§ THE REQUEST: From the entries below, list each line with "Volume".

§ MATERIAL SHOWN:
- - - - -

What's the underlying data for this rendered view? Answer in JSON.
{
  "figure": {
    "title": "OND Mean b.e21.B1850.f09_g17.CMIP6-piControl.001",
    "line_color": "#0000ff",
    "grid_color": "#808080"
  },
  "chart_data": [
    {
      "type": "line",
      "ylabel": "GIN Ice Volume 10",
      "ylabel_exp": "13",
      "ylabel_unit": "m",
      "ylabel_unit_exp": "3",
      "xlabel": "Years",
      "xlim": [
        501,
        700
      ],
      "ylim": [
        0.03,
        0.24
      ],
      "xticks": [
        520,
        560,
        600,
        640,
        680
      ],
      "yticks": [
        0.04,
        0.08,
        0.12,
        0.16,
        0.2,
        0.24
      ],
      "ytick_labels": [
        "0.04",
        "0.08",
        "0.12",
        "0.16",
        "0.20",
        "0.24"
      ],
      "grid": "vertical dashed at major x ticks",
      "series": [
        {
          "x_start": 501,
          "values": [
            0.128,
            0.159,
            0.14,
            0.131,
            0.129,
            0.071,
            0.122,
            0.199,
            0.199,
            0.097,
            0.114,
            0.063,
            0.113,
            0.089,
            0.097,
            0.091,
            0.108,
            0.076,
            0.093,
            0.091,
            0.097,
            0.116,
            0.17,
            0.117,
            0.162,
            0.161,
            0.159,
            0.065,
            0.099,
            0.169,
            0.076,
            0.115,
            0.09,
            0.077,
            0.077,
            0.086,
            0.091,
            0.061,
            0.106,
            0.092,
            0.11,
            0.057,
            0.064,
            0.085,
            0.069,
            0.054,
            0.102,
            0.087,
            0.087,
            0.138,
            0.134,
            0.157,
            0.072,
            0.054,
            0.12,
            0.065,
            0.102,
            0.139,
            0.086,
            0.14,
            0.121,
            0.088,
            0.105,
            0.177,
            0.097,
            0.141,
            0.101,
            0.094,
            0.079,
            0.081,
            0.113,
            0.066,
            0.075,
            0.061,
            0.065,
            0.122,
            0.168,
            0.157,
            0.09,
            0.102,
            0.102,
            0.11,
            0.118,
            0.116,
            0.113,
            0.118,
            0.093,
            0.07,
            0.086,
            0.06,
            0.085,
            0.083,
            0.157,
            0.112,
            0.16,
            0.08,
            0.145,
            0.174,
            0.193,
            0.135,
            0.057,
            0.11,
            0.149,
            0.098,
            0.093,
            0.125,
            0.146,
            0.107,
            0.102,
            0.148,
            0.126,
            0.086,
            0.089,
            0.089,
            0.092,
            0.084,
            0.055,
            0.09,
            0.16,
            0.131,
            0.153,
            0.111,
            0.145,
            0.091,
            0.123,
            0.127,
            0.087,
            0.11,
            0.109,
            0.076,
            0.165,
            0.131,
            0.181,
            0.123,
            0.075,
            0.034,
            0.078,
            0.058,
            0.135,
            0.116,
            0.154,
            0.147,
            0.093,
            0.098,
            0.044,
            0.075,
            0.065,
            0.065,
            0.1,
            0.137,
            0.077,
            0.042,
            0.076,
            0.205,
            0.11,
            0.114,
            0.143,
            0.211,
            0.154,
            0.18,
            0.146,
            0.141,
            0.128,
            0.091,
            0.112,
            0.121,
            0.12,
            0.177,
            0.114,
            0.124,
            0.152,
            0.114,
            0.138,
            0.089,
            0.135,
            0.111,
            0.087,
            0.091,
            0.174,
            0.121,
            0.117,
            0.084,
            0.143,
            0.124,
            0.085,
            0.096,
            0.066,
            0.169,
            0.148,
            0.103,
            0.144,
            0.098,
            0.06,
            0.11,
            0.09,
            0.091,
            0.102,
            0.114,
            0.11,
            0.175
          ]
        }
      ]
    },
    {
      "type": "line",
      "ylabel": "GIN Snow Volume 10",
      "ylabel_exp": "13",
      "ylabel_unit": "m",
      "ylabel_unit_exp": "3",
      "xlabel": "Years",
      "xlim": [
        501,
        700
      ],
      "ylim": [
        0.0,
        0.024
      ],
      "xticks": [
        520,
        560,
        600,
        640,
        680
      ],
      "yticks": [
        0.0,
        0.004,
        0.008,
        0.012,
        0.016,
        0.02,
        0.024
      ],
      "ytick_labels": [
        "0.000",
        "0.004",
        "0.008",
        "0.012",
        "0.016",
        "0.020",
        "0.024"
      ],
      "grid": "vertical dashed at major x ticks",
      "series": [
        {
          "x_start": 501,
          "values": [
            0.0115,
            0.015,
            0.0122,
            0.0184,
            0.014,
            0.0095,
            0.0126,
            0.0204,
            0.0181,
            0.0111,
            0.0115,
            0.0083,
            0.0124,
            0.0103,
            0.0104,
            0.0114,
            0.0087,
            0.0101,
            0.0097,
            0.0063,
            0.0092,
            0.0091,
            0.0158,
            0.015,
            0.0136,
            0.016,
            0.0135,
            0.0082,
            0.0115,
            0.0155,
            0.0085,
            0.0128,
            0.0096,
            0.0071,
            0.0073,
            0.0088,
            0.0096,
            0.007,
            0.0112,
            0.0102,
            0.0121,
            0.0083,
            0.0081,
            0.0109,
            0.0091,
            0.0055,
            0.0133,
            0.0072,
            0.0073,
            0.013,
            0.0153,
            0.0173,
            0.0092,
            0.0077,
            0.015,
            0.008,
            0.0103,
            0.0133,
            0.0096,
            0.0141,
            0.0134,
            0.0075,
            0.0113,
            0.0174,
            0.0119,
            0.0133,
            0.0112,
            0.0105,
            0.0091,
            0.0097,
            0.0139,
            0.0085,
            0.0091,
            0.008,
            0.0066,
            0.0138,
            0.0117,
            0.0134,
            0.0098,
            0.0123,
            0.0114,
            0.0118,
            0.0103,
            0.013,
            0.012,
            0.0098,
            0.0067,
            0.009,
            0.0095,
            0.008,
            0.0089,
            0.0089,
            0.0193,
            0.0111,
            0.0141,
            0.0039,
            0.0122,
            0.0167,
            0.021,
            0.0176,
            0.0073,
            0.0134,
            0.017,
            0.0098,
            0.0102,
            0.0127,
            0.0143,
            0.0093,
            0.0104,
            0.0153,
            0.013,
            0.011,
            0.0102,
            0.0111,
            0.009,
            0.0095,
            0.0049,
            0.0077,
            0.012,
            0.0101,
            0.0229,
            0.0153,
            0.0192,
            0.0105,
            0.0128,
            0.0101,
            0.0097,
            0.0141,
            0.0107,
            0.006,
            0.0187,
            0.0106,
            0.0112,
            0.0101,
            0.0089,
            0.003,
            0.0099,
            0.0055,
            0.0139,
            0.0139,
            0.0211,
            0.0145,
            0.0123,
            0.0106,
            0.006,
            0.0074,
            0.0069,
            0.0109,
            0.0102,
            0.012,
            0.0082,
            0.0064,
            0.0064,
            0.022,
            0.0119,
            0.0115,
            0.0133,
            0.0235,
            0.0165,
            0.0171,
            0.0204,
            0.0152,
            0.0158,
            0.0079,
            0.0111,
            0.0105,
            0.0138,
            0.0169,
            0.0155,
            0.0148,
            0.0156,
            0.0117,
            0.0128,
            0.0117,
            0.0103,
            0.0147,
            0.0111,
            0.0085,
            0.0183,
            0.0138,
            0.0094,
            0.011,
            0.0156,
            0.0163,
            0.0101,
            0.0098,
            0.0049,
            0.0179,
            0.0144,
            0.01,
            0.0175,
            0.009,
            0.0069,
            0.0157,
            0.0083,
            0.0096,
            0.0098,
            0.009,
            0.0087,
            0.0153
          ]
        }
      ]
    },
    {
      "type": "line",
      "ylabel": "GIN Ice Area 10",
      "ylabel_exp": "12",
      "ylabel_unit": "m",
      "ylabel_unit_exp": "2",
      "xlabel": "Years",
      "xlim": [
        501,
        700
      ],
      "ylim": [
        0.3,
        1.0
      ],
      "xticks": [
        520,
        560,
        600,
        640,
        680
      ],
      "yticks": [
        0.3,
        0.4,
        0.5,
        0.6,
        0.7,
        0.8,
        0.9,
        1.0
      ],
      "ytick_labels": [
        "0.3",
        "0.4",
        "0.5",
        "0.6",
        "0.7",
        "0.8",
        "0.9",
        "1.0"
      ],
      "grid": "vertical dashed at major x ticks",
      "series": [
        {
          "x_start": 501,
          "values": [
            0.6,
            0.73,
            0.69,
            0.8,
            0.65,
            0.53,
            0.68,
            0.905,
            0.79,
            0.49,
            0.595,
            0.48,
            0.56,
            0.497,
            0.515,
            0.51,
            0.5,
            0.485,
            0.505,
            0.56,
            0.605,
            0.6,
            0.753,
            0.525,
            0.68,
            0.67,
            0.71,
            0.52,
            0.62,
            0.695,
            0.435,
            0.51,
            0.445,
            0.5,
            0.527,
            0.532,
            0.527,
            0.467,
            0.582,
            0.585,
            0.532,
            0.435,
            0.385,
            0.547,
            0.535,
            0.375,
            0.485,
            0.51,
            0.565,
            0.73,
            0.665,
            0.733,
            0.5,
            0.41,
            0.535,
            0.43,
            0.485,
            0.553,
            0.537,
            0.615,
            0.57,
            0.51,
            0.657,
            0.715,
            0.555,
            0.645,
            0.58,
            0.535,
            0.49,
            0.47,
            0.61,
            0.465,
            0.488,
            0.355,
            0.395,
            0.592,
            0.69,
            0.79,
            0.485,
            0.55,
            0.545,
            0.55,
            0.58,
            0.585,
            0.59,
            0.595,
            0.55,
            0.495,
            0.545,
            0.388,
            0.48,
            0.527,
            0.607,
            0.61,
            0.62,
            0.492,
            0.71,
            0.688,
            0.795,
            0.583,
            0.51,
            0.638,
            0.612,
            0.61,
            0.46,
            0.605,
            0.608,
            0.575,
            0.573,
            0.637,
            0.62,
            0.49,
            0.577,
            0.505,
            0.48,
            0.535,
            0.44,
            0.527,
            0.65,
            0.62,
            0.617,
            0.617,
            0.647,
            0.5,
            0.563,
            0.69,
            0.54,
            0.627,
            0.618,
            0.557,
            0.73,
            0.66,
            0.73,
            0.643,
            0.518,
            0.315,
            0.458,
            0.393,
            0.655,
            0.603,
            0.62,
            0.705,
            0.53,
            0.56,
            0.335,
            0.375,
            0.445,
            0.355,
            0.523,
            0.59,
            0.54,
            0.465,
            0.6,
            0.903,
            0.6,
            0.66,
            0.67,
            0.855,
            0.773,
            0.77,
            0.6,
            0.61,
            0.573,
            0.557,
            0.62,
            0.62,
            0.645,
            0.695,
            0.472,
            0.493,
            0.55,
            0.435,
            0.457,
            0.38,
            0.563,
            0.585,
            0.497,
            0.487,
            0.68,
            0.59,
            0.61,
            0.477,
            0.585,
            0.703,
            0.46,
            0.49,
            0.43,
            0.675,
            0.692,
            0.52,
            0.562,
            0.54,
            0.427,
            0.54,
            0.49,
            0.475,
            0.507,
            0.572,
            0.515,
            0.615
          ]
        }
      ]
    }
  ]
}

- - - - -

§ TASK OUTPUT:
      "ylabel": "GIN Ice Volume 10",
      "ylabel": "GIN Snow Volume 10",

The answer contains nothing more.